EXTRACTED DATA:
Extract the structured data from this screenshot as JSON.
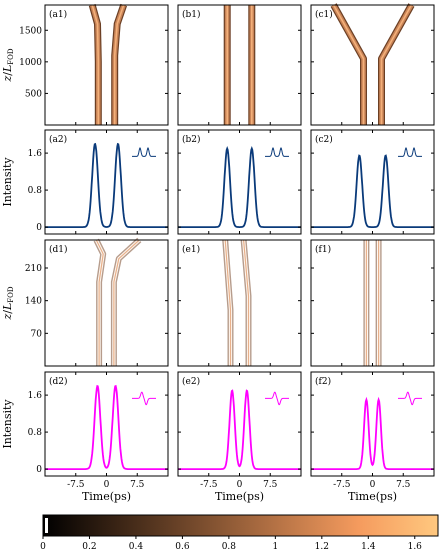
{
  "chart_data": [
    {
      "type": "heatmap",
      "panel_labels": [
        "(a1)",
        "(b1)",
        "(c1)"
      ],
      "ylabel": "z/L_FOD",
      "yticks": [
        500,
        1000,
        1500
      ],
      "ylim": [
        0,
        1900
      ],
      "xlim": [
        -15,
        15
      ],
      "tracks": [
        [
          {
            "z": 0,
            "x": -2.0
          },
          {
            "z": 1000,
            "x": -2.0
          },
          {
            "z": 1600,
            "x": -2.2
          },
          {
            "z": 1900,
            "x": -3.5
          }
        ],
        [
          {
            "z": 0,
            "x": 2.0
          },
          {
            "z": 1100,
            "x": 2.0
          },
          {
            "z": 1600,
            "x": 2.6
          },
          {
            "z": 1900,
            "x": 4.2
          }
        ],
        [
          {
            "z": 0,
            "x": -3.0
          },
          {
            "z": 1900,
            "x": -3.0
          }
        ],
        [
          {
            "z": 0,
            "x": 3.0
          },
          {
            "z": 1900,
            "x": 3.0
          }
        ],
        [
          {
            "z": 0,
            "x": -2.2
          },
          {
            "z": 1050,
            "x": -2.2
          },
          {
            "z": 1900,
            "x": -9.5
          }
        ],
        [
          {
            "z": 0,
            "x": 2.2
          },
          {
            "z": 1050,
            "x": 2.2
          },
          {
            "z": 1900,
            "x": 9.5
          }
        ]
      ]
    },
    {
      "type": "line",
      "panel_labels": [
        "(a2)",
        "(b2)",
        "(c2)"
      ],
      "ylabel": "Intensity",
      "yticks": [
        0,
        0.8,
        1.6
      ],
      "ylim": [
        -0.15,
        2.1
      ],
      "xlim": [
        -15,
        15
      ],
      "color": "#0a3a7a",
      "peaks": [
        {
          "centers": [
            -2.8,
            2.8
          ],
          "height": 1.8,
          "width": 1.0
        },
        {
          "centers": [
            -3.0,
            3.0
          ],
          "height": 1.7,
          "width": 0.95
        },
        {
          "centers": [
            -3.2,
            3.2
          ],
          "height": 1.55,
          "width": 0.95
        }
      ]
    },
    {
      "type": "heatmap",
      "panel_labels": [
        "(d1)",
        "(e1)",
        "(f1)"
      ],
      "ylabel": "z/L_FOD",
      "yticks": [
        70,
        140,
        210
      ],
      "ylim": [
        0,
        270
      ],
      "xlim": [
        -15,
        15
      ],
      "tracks": [
        [
          {
            "z": 0,
            "x": -1.8
          },
          {
            "z": 180,
            "x": -1.8
          },
          {
            "z": 240,
            "x": -0.8
          },
          {
            "z": 270,
            "x": -2.5
          }
        ],
        [
          {
            "z": 0,
            "x": 1.8
          },
          {
            "z": 180,
            "x": 1.8
          },
          {
            "z": 230,
            "x": 3.0
          },
          {
            "z": 270,
            "x": 8.0
          }
        ],
        [
          {
            "z": 0,
            "x": -2.2
          },
          {
            "z": 120,
            "x": -2.2
          },
          {
            "z": 270,
            "x": -3.5
          }
        ],
        [
          {
            "z": 0,
            "x": 2.2
          },
          {
            "z": 150,
            "x": 2.2
          },
          {
            "z": 270,
            "x": 1.0
          }
        ],
        [
          {
            "z": 0,
            "x": -1.5
          },
          {
            "z": 270,
            "x": -1.5
          }
        ],
        [
          {
            "z": 0,
            "x": 1.5
          },
          {
            "z": 270,
            "x": 1.5
          }
        ]
      ]
    },
    {
      "type": "line",
      "panel_labels": [
        "(d2)",
        "(e2)",
        "(f2)"
      ],
      "ylabel": "Intensity",
      "xlabel": "Time(ps)",
      "xticks": [
        -7.5,
        0,
        7.5
      ],
      "yticks": [
        0,
        0.8,
        1.6
      ],
      "ylim": [
        -0.15,
        2.1
      ],
      "xlim": [
        -15,
        15
      ],
      "color": "#ff00ff",
      "peaks": [
        {
          "centers": [
            -2.2,
            2.2
          ],
          "height": 1.8,
          "width": 1.0
        },
        {
          "centers": [
            -1.8,
            1.8
          ],
          "height": 1.7,
          "width": 0.9
        },
        {
          "centers": [
            -1.5,
            1.5
          ],
          "height": 1.5,
          "width": 0.8
        }
      ]
    },
    {
      "type": "heatmap",
      "colorbar": {
        "ticks": [
          "0",
          "0.2",
          "0.4",
          "0.6",
          "0.8",
          "1",
          "1.2",
          "1.4",
          "1.6"
        ],
        "min": 0,
        "max": 1.7,
        "colors": [
          "#000000",
          "#3d2616",
          "#7a4d2e",
          "#b87446",
          "#f59b5e",
          "#ffc87f"
        ]
      }
    }
  ]
}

GOAL: Quote in full the listing given above; the images are to be left out.

EXPECTED OUTPUT:
Extract the structured data from this screenshot as JSON.
{
  "chart_data": [
    {
      "type": "heatmap",
      "panel_labels": [
        "(a1)",
        "(b1)",
        "(c1)"
      ],
      "ylabel": "z/L_FOD",
      "yticks": [
        500,
        1000,
        1500
      ],
      "ylim": [
        0,
        1900
      ],
      "xlim": [
        -15,
        15
      ],
      "tracks": [
        [
          {
            "z": 0,
            "x": -2.0
          },
          {
            "z": 1000,
            "x": -2.0
          },
          {
            "z": 1600,
            "x": -2.2
          },
          {
            "z": 1900,
            "x": -3.5
          }
        ],
        [
          {
            "z": 0,
            "x": 2.0
          },
          {
            "z": 1100,
            "x": 2.0
          },
          {
            "z": 1600,
            "x": 2.6
          },
          {
            "z": 1900,
            "x": 4.2
          }
        ],
        [
          {
            "z": 0,
            "x": -3.0
          },
          {
            "z": 1900,
            "x": -3.0
          }
        ],
        [
          {
            "z": 0,
            "x": 3.0
          },
          {
            "z": 1900,
            "x": 3.0
          }
        ],
        [
          {
            "z": 0,
            "x": -2.2
          },
          {
            "z": 1050,
            "x": -2.2
          },
          {
            "z": 1900,
            "x": -9.5
          }
        ],
        [
          {
            "z": 0,
            "x": 2.2
          },
          {
            "z": 1050,
            "x": 2.2
          },
          {
            "z": 1900,
            "x": 9.5
          }
        ]
      ]
    },
    {
      "type": "line",
      "panel_labels": [
        "(a2)",
        "(b2)",
        "(c2)"
      ],
      "ylabel": "Intensity",
      "yticks": [
        0,
        0.8,
        1.6
      ],
      "ylim": [
        -0.15,
        2.1
      ],
      "xlim": [
        -15,
        15
      ],
      "color": "#0a3a7a",
      "peaks": [
        {
          "centers": [
            -2.8,
            2.8
          ],
          "height": 1.8,
          "width": 1.0
        },
        {
          "centers": [
            -3.0,
            3.0
          ],
          "height": 1.7,
          "width": 0.95
        },
        {
          "centers": [
            -3.2,
            3.2
          ],
          "height": 1.55,
          "width": 0.95
        }
      ]
    },
    {
      "type": "heatmap",
      "panel_labels": [
        "(d1)",
        "(e1)",
        "(f1)"
      ],
      "ylabel": "z/L_FOD",
      "yticks": [
        70,
        140,
        210
      ],
      "ylim": [
        0,
        270
      ],
      "xlim": [
        -15,
        15
      ],
      "tracks": [
        [
          {
            "z": 0,
            "x": -1.8
          },
          {
            "z": 180,
            "x": -1.8
          },
          {
            "z": 240,
            "x": -0.8
          },
          {
            "z": 270,
            "x": -2.5
          }
        ],
        [
          {
            "z": 0,
            "x": 1.8
          },
          {
            "z": 180,
            "x": 1.8
          },
          {
            "z": 230,
            "x": 3.0
          },
          {
            "z": 270,
            "x": 8.0
          }
        ],
        [
          {
            "z": 0,
            "x": -2.2
          },
          {
            "z": 120,
            "x": -2.2
          },
          {
            "z": 270,
            "x": -3.5
          }
        ],
        [
          {
            "z": 0,
            "x": 2.2
          },
          {
            "z": 150,
            "x": 2.2
          },
          {
            "z": 270,
            "x": 1.0
          }
        ],
        [
          {
            "z": 0,
            "x": -1.5
          },
          {
            "z": 270,
            "x": -1.5
          }
        ],
        [
          {
            "z": 0,
            "x": 1.5
          },
          {
            "z": 270,
            "x": 1.5
          }
        ]
      ]
    },
    {
      "type": "line",
      "panel_labels": [
        "(d2)",
        "(e2)",
        "(f2)"
      ],
      "ylabel": "Intensity",
      "xlabel": "Time(ps)",
      "xticks": [
        -7.5,
        0,
        7.5
      ],
      "yticks": [
        0,
        0.8,
        1.6
      ],
      "ylim": [
        -0.15,
        2.1
      ],
      "xlim": [
        -15,
        15
      ],
      "color": "#ff00ff",
      "peaks": [
        {
          "centers": [
            -2.2,
            2.2
          ],
          "height": 1.8,
          "width": 1.0
        },
        {
          "centers": [
            -1.8,
            1.8
          ],
          "height": 1.7,
          "width": 0.9
        },
        {
          "centers": [
            -1.5,
            1.5
          ],
          "height": 1.5,
          "width": 0.8
        }
      ]
    },
    {
      "type": "heatmap",
      "colorbar": {
        "ticks": [
          "0",
          "0.2",
          "0.4",
          "0.6",
          "0.8",
          "1",
          "1.2",
          "1.4",
          "1.6"
        ],
        "min": 0,
        "max": 1.7,
        "colors": [
          "#000000",
          "#3d2616",
          "#7a4d2e",
          "#b87446",
          "#f59b5e",
          "#ffc87f"
        ]
      }
    }
  ]
}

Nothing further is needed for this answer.